#### Task details:
Return the records that follow, matching each one exactly.

#### Record excerpts:
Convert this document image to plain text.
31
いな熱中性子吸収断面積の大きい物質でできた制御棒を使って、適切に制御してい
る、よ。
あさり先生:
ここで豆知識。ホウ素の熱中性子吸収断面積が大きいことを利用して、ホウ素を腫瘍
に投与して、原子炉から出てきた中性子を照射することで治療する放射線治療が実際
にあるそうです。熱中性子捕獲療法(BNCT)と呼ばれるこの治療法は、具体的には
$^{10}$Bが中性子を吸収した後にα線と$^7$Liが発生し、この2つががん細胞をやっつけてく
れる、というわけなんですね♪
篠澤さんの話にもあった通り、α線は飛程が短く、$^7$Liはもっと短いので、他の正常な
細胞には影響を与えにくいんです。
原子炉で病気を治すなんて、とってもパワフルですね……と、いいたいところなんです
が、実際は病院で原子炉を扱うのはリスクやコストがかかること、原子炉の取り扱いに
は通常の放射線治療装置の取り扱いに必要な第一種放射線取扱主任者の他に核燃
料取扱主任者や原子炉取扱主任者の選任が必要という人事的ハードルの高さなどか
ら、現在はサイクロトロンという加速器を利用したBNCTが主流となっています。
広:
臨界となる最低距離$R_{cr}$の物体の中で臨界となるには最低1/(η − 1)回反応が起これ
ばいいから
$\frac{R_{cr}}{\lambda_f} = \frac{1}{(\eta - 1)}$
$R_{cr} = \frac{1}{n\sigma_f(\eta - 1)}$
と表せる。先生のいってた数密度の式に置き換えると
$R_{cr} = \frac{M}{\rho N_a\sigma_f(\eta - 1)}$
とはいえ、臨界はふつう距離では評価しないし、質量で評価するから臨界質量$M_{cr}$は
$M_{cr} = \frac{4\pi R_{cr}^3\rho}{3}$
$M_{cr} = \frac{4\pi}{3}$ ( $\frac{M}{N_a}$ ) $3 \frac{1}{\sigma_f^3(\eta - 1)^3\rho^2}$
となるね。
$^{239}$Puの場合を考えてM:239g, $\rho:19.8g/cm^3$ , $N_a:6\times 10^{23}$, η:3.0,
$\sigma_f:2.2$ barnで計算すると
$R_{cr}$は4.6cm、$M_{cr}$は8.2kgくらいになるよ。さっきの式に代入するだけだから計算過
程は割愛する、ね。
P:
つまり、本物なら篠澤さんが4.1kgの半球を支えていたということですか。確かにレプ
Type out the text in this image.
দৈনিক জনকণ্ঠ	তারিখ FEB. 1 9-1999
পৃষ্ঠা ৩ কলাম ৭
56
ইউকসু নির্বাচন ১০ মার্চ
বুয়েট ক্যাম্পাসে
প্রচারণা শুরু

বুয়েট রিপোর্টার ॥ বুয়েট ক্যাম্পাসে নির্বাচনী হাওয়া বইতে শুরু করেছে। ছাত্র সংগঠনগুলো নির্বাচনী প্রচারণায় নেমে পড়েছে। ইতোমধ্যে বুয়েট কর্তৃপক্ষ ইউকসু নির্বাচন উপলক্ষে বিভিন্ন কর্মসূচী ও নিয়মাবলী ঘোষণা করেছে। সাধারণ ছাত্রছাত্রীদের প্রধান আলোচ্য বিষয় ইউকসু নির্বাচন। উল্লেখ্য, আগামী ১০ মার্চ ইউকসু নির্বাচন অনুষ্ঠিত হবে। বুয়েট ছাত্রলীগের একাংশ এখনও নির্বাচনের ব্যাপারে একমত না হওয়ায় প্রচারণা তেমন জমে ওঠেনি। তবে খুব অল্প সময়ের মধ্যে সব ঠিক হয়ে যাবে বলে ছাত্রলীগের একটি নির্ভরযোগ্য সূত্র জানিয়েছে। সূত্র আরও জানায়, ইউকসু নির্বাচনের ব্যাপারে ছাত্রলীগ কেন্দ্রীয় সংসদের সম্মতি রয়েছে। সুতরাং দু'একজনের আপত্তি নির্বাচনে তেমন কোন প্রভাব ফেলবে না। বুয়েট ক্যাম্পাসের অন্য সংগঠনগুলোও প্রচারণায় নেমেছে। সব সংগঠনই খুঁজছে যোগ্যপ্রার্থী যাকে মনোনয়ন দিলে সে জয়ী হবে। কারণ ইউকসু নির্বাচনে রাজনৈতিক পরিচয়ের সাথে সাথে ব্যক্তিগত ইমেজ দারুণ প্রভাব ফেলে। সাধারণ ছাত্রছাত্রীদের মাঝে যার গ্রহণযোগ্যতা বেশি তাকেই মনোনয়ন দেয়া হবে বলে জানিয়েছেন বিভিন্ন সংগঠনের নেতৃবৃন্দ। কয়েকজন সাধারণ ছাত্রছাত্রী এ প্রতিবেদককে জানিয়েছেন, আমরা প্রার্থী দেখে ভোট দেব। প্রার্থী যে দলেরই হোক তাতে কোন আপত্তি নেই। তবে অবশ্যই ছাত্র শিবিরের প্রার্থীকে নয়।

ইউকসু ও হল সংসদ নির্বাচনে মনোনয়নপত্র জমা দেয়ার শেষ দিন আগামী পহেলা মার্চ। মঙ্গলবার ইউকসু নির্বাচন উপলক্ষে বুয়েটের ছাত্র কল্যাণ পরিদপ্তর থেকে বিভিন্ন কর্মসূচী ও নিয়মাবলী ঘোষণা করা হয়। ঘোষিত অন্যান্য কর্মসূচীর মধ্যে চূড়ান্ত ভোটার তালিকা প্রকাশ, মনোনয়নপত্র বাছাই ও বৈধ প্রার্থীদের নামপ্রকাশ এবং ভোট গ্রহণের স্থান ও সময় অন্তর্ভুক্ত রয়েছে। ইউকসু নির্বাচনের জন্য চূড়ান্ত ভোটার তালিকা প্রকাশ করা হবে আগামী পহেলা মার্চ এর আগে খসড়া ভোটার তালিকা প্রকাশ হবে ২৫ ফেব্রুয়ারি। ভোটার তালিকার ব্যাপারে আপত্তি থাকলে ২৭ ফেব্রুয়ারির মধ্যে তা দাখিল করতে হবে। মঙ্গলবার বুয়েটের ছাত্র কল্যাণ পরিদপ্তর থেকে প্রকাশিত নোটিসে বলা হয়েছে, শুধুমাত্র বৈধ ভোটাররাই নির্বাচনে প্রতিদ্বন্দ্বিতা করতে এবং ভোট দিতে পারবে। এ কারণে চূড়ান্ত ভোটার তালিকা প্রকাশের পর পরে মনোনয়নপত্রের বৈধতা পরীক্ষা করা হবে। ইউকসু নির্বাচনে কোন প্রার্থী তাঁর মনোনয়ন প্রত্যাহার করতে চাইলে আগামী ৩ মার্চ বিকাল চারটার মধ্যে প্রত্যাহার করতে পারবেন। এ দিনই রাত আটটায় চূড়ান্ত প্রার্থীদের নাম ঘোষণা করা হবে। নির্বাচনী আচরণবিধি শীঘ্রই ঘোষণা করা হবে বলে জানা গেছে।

#### The answer:
Convert this document image to plain text.
31
いな熱中性子吸収断面積の大きい物質でできた制御棒を使って、適切に制御してい
る、よ。
あさり先生:
ここで豆知識。ホウ素の熱中性子吸収断面積が大きいことを利用して、ホウ素を腫瘍
に投与して、原子炉から出てきた中性子を照射することで治療する放射線治療が実際
にあるそうです。熱中性子捕獲療法(BNCT)と呼ばれるこの治療法は、具体的には
$^{10}$Bが中性子を吸収した後にα線と$^7$Liが発生し、この2つががん細胞をやっつけてく
れる、というわけなんですね♪
篠澤さんの話にもあった通り、α線は飛程が短く、$^7$Liはもっと短いので、他の正常な
細胞には影響を与えにくいんです。
原子炉で病気を治すなんて、とってもパワフルですね……と、いいたいところなんです
が、実際は病院で原子炉を扱うのはリスクやコストがかかること、原子炉の取り扱いに
は通常の放射線治療装置の取り扱いに必要な第一種放射線取扱主任者の他に核燃
料取扱主任者や原子炉取扱主任者の選任が必要という人事的ハードルの高さなどか
ら、現在はサイクロトロンという加速器を利用したBNCTが主流となっています。
広:
臨界となる最低距離$R_{cr}$の物体の中で臨界となるには最低1/(η − 1)回反応が起これ
ばいいから
$\frac{R_{cr}}{\lambda_f} = \frac{1}{(\eta - 1)}$
$R_{cr} = \frac{1}{n\sigma_f(\eta - 1)}$
と表せる。先生のいってた数密度の式に置き換えると
$R_{cr} = \frac{M}{\rho N_a\sigma_f(\eta - 1)}$
とはいえ、臨界はふつう距離では評価しないし、質量で評価するから臨界質量$M_{cr}$は
$M_{cr} = \frac{4\pi R_{cr}^3\rho}{3}$
$M_{cr} = \frac{4\pi}{3}$ ( $\frac{M}{N_a}$ ) $3 \frac{1}{\sigma_f^3(\eta - 1)^3\rho^2}$
となるね。
$^{239}$Puの場合を考えてM:239g, $\rho:19.8g/cm^3$ , $N_a:6\times 10^{23}$, η:3.0,
$\sigma_f:2.2$ barnで計算すると
$R_{cr}$は4.6cm、$M_{cr}$は8.2kgくらいになるよ。さっきの式に代入するだけだから計算過
程は割愛する、ね。
P:
つまり、本物なら篠澤さんが4.1kgの半球を支えていたということですか。確かにレプ
Type out the text in this image.
দৈনিক জনকণ্ঠ	তারিখ FEB. 1 9-1999
পৃষ্ঠা ৩ কলাম ৭
56
ইউকসু নির্বাচন ১০ মার্চ
বুয়েট ক্যাম্পাসে
প্রচারণা শুরু

বুয়েট রিপোর্টার ॥ বুয়েট ক্যাম্পাসে নির্বাচনী হাওয়া বইতে শুরু করেছে। ছাত্র সংগঠনগুলো নির্বাচনী প্রচারণায় নেমে পড়েছে। ইতোমধ্যে বুয়েট কর্তৃপক্ষ ইউকসু নির্বাচন উপলক্ষে বিভিন্ন কর্মসূচী ও নিয়মাবলী ঘোষণা করেছে। সাধারণ ছাত্রছাত্রীদের প্রধান আলোচ্য বিষয় ইউকসু নির্বাচন। উল্লেখ্য, আগামী ১০ মার্চ ইউকসু নির্বাচন অনুষ্ঠিত হবে। বুয়েট ছাত্রলীগের একাংশ এখনও নির্বাচনের ব্যাপারে একমত না হওয়ায় প্রচারণা তেমন জমে ওঠেনি। তবে খুব অল্প সময়ের মধ্যে সব ঠিক হয়ে যাবে বলে ছাত্রলীগের একটি নির্ভরযোগ্য সূত্র জানিয়েছে। সূত্র আরও জানায়, ইউকসু নির্বাচনের ব্যাপারে ছাত্রলীগ কেন্দ্রীয় সংসদের সম্মতি রয়েছে। সুতরাং দু'একজনের আপত্তি নির্বাচনে তেমন কোন প্রভাব ফেলবে না। বুয়েট ক্যাম্পাসের অন্য সংগঠনগুলোও প্রচারণায় নেমেছে। সব সংগঠনই খুঁজছে যোগ্যপ্রার্থী যাকে মনোনয়ন দিলে সে জয়ী হবে। কারণ ইউকসু নির্বাচনে রাজনৈতিক পরিচয়ের সাথে সাথে ব্যক্তিগত ইমেজ দারুণ প্রভাব ফেলে। সাধারণ ছাত্রছাত্রীদের মাঝে যার গ্রহণযোগ্যতা বেশি তাকেই মনোনয়ন দেয়া হবে বলে জানিয়েছেন বিভিন্ন সংগঠনের নেতৃবৃন্দ। কয়েকজন সাধারণ ছাত্রছাত্রী এ প্রতিবেদককে জানিয়েছেন, আমরা প্রার্থী দেখে ভোট দেব। প্রার্থী যে দলেরই হোক তাতে কোন আপত্তি নেই। তবে অবশ্যই ছাত্র শিবিরের প্রার্থীকে নয়।

ইউকসু ও হল সংসদ নির্বাচনে মনোনয়নপত্র জমা দেয়ার শেষ দিন আগামী পহেলা মার্চ। মঙ্গলবার ইউকসু নির্বাচন উপলক্ষে বুয়েটের ছাত্র কল্যাণ পরিদপ্তর থেকে বিভিন্ন কর্মসূচী ও নিয়মাবলী ঘোষণা করা হয়। ঘোষিত অন্যান্য কর্মসূচীর মধ্যে চূড়ান্ত ভোটার তালিকা প্রকাশ, মনোনয়নপত্র বাছাই ও বৈধ প্রার্থীদের নামপ্রকাশ এবং ভোট গ্রহণের স্থান ও সময় অন্তর্ভুক্ত রয়েছে। ইউকসু নির্বাচনের জন্য চূড়ান্ত ভোটার তালিকা প্রকাশ করা হবে আগামী পহেলা মার্চ এর আগে খসড়া ভোটার তালিকা প্রকাশ হবে ২৫ ফেব্রুয়ারি। ভোটার তালিকার ব্যাপারে আপত্তি থাকলে ২৭ ফেব্রুয়ারির মধ্যে তা দাখিল করতে হবে। মঙ্গলবার বুয়েটের ছাত্র কল্যাণ পরিদপ্তর থেকে প্রকাশিত নোটিসে বলা হয়েছে, শুধুমাত্র বৈধ ভোটাররাই নির্বাচনে প্রতিদ্বন্দ্বিতা করতে এবং ভোট দিতে পারবে। এ কারণে চূড়ান্ত ভোটার তালিকা প্রকাশের পর পরে মনোনয়নপত্রের বৈধতা পরীক্ষা করা হবে। ইউকসু নির্বাচনে কোন প্রার্থী তাঁর মনোনয়ন প্রত্যাহার করতে চাইলে আগামী ৩ মার্চ বিকাল চারটার মধ্যে প্রত্যাহার করতে পারবেন। এ দিনই রাত আটটায় চূড়ান্ত প্রার্থীদের নাম ঘোষণা করা হবে। নির্বাচনী আচরণবিধি শীঘ্রই ঘোষণা করা হবে বলে জানা গেছে।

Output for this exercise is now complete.